◆ TASK INSTRUCTIONS ◆
Filter the records below down to lines containing "الوطنية".

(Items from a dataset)

────

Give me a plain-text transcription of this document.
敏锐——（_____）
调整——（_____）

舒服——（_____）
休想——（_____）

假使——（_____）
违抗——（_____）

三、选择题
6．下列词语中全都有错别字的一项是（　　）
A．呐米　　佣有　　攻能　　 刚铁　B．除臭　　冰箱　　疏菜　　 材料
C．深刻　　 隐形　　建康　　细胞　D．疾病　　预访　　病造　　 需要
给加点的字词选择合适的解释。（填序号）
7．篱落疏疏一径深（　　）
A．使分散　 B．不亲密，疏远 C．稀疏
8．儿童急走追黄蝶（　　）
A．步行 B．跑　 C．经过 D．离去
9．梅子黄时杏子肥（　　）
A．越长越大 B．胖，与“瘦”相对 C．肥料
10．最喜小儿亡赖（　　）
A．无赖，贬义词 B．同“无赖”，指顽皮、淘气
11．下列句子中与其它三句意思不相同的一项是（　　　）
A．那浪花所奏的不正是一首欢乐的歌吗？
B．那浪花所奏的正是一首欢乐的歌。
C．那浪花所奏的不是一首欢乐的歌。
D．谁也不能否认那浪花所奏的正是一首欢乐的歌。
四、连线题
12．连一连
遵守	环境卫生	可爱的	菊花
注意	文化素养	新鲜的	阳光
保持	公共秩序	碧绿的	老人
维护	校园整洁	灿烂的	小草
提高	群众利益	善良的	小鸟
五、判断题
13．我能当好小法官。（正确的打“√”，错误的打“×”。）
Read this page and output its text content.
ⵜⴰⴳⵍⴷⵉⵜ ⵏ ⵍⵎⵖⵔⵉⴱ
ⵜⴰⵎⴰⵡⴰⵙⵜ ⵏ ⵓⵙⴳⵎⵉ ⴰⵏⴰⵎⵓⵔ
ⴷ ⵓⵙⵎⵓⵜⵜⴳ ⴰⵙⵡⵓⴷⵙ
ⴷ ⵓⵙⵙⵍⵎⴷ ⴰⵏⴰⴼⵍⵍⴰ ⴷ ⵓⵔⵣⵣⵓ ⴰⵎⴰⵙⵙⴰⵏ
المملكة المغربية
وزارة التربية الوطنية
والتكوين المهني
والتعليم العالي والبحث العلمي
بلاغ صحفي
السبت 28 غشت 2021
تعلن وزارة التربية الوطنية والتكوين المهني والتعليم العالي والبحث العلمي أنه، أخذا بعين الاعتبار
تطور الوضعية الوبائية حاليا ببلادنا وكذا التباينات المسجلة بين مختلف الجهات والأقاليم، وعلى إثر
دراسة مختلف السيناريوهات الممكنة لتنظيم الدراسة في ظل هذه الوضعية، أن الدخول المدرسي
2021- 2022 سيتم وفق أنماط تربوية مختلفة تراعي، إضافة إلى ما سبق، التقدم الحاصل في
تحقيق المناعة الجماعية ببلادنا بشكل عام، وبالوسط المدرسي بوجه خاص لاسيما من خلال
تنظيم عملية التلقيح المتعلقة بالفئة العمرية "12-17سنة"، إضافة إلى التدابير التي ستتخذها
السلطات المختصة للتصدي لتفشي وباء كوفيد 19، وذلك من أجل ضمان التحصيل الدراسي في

────

◆ ANSWER ◆
وزارة التربية الوطنية
تعلن وزارة التربية الوطنية والتكوين المهني والتعليم العالي والبحث العلمي أنه، أخذا بعين الاعتبار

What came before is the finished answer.